» **Exercise instructions**
Copy the entries below exactly. Images do not belong in the copy.

» **Rows**

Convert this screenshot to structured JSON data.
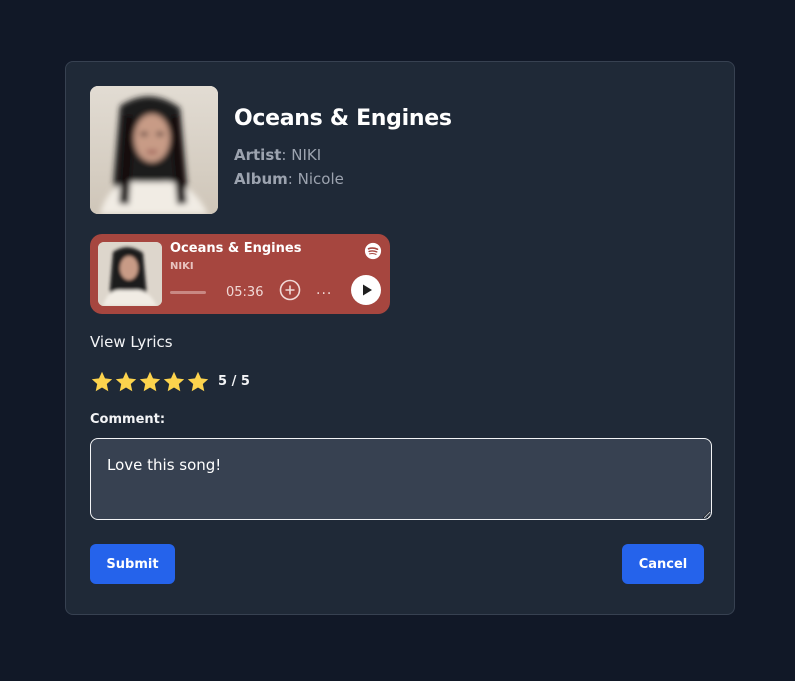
{
  "song": {
    "title": "Oceans & Engines",
    "artist_label": "Artist",
    "artist": "NIKI",
    "album_label": "Album",
    "album": "Nicole"
  },
  "player": {
    "title": "Oceans & Engines",
    "artist": "NIKI",
    "duration": "05:36",
    "more": "···",
    "background": "#a6463f",
    "icons": [
      "spotify-icon",
      "add-circle-icon",
      "more-icon",
      "play-icon"
    ]
  },
  "lyrics_link": "View Lyrics",
  "rating": {
    "value": 5,
    "max": 5,
    "text": "5 / 5",
    "star_color": "#fcd34d"
  },
  "comment": {
    "label": "Comment:",
    "value": "Love this song!"
  },
  "buttons": {
    "submit": "Submit",
    "cancel": "Cancel",
    "color": "#2563eb"
  }
}
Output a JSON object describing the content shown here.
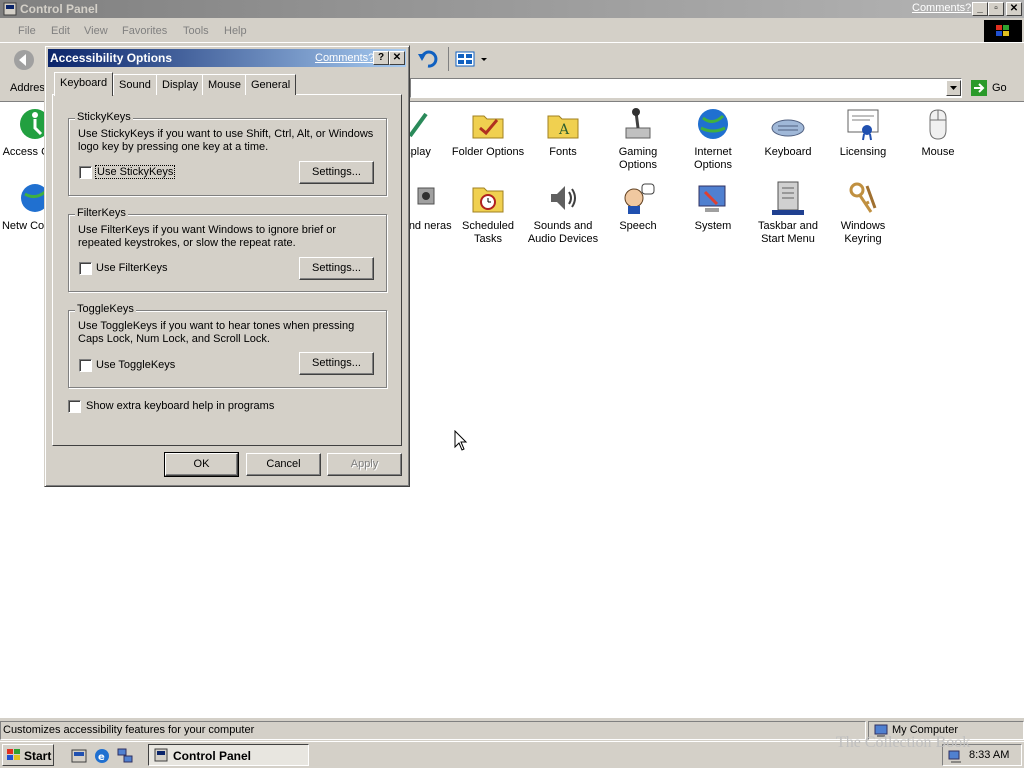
{
  "window": {
    "title": "Control Panel",
    "comments_link": "Comments?",
    "minimize": "_",
    "maximize": "▫",
    "close": "✕"
  },
  "menu": [
    "File",
    "Edit",
    "View",
    "Favorites",
    "Tools",
    "Help"
  ],
  "address": {
    "label": "Addres",
    "go_label": "Go"
  },
  "icons": [
    {
      "label": "Access Optio",
      "icon": "accessibility-icon"
    },
    {
      "label": "splay",
      "icon": "display-icon"
    },
    {
      "label": "Folder Options",
      "icon": "folder-options-icon"
    },
    {
      "label": "Fonts",
      "icon": "fonts-folder-icon"
    },
    {
      "label": "Gaming Options",
      "icon": "joystick-icon"
    },
    {
      "label": "Internet Options",
      "icon": "globe-icon"
    },
    {
      "label": "Keyboard",
      "icon": "keyboard-icon"
    },
    {
      "label": "Licensing",
      "icon": "certificate-icon"
    },
    {
      "label": "Mouse",
      "icon": "mouse-icon"
    },
    {
      "label": "Netw Connec",
      "icon": "network-globe-icon"
    },
    {
      "label": "ers and neras",
      "icon": "scanner-camera-icon"
    },
    {
      "label": "Scheduled Tasks",
      "icon": "scheduled-tasks-icon"
    },
    {
      "label": "Sounds and Audio Devices",
      "icon": "speaker-icon"
    },
    {
      "label": "Speech",
      "icon": "speech-icon"
    },
    {
      "label": "System",
      "icon": "system-icon"
    },
    {
      "label": "Taskbar and Start Menu",
      "icon": "taskbar-icon"
    },
    {
      "label": "Windows Keyring",
      "icon": "keyring-icon"
    }
  ],
  "dialog": {
    "title": "Accessibility Options",
    "comments": "Comments?",
    "help": "?",
    "close": "✕",
    "tabs": [
      "Keyboard",
      "Sound",
      "Display",
      "Mouse",
      "General"
    ],
    "active_tab": "Keyboard",
    "stickykeys": {
      "title": "StickyKeys",
      "desc": "Use StickyKeys if you want to use Shift, Ctrl, Alt, or Windows logo key by pressing one key at a time.",
      "checkbox": "Use StickyKeys",
      "checked": false,
      "settings": "Settings..."
    },
    "filterkeys": {
      "title": "FilterKeys",
      "desc": "Use FilterKeys if you want Windows to ignore brief or repeated keystrokes, or slow the repeat rate.",
      "checkbox": "Use FilterKeys",
      "checked": false,
      "settings": "Settings..."
    },
    "togglekeys": {
      "title": "ToggleKeys",
      "desc": "Use ToggleKeys if you want to hear tones when pressing Caps Lock, Num Lock, and Scroll Lock.",
      "checkbox": "Use ToggleKeys",
      "checked": false,
      "settings": "Settings..."
    },
    "extra_help": {
      "label": "Show extra keyboard help in programs",
      "checked": false
    },
    "ok": "OK",
    "cancel": "Cancel",
    "apply": "Apply"
  },
  "status": {
    "text": "Customizes accessibility features for your computer",
    "zone": "My Computer"
  },
  "taskbar": {
    "start": "Start",
    "task": "Control Panel",
    "clock": "8:33 AM",
    "watermark": "The Collection Book"
  }
}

» **Task output**
Convert this screenshot to structured JSON data.
{
  "song": {
    "title": "Oceans & Engines",
    "artist_label": "Artist",
    "artist": "NIKI",
    "album_label": "Album",
    "album": "Nicole"
  },
  "player": {
    "title": "Oceans & Engines",
    "artist": "NIKI",
    "duration": "05:36",
    "more": "···",
    "background": "#a6463f",
    "icons": [
      "spotify-icon",
      "add-circle-icon",
      "more-icon",
      "play-icon"
    ]
  },
  "lyrics_link": "View Lyrics",
  "rating": {
    "value": 5,
    "max": 5,
    "text": "5 / 5",
    "star_color": "#fcd34d"
  },
  "comment": {
    "label": "Comment:",
    "value": "Love this song!"
  },
  "buttons": {
    "submit": "Submit",
    "cancel": "Cancel",
    "color": "#2563eb"
  }
}
Output a JSON object describing the content shown here.
{
  "window": {
    "title": "Control Panel",
    "comments_link": "Comments?",
    "minimize": "_",
    "maximize": "▫",
    "close": "✕"
  },
  "menu": [
    "File",
    "Edit",
    "View",
    "Favorites",
    "Tools",
    "Help"
  ],
  "address": {
    "label": "Addres",
    "go_label": "Go"
  },
  "icons": [
    {
      "label": "Access Optio",
      "icon": "accessibility-icon"
    },
    {
      "label": "splay",
      "icon": "display-icon"
    },
    {
      "label": "Folder Options",
      "icon": "folder-options-icon"
    },
    {
      "label": "Fonts",
      "icon": "fonts-folder-icon"
    },
    {
      "label": "Gaming Options",
      "icon": "joystick-icon"
    },
    {
      "label": "Internet Options",
      "icon": "globe-icon"
    },
    {
      "label": "Keyboard",
      "icon": "keyboard-icon"
    },
    {
      "label": "Licensing",
      "icon": "certificate-icon"
    },
    {
      "label": "Mouse",
      "icon": "mouse-icon"
    },
    {
      "label": "Netw Connec",
      "icon": "network-globe-icon"
    },
    {
      "label": "ers and neras",
      "icon": "scanner-camera-icon"
    },
    {
      "label": "Scheduled Tasks",
      "icon": "scheduled-tasks-icon"
    },
    {
      "label": "Sounds and Audio Devices",
      "icon": "speaker-icon"
    },
    {
      "label": "Speech",
      "icon": "speech-icon"
    },
    {
      "label": "System",
      "icon": "system-icon"
    },
    {
      "label": "Taskbar and Start Menu",
      "icon": "taskbar-icon"
    },
    {
      "label": "Windows Keyring",
      "icon": "keyring-icon"
    }
  ],
  "dialog": {
    "title": "Accessibility Options",
    "comments": "Comments?",
    "help": "?",
    "close": "✕",
    "tabs": [
      "Keyboard",
      "Sound",
      "Display",
      "Mouse",
      "General"
    ],
    "active_tab": "Keyboard",
    "stickykeys": {
      "title": "StickyKeys",
      "desc": "Use StickyKeys if you want to use Shift, Ctrl, Alt, or Windows logo key by pressing one key at a time.",
      "checkbox": "Use StickyKeys",
      "checked": false,
      "settings": "Settings..."
    },
    "filterkeys": {
      "title": "FilterKeys",
      "desc": "Use FilterKeys if you want Windows to ignore brief or repeated keystrokes, or slow the repeat rate.",
      "checkbox": "Use FilterKeys",
      "checked": false,
      "settings": "Settings..."
    },
    "togglekeys": {
      "title": "ToggleKeys",
      "desc": "Use ToggleKeys if you want to hear tones when pressing Caps Lock, Num Lock, and Scroll Lock.",
      "checkbox": "Use ToggleKeys",
      "checked": false,
      "settings": "Settings..."
    },
    "extra_help": {
      "label": "Show extra keyboard help in programs",
      "checked": false
    },
    "ok": "OK",
    "cancel": "Cancel",
    "apply": "Apply"
  },
  "status": {
    "text": "Customizes accessibility features for your computer",
    "zone": "My Computer"
  },
  "taskbar": {
    "start": "Start",
    "task": "Control Panel",
    "clock": "8:33 AM",
    "watermark": "The Collection Book"
  }
}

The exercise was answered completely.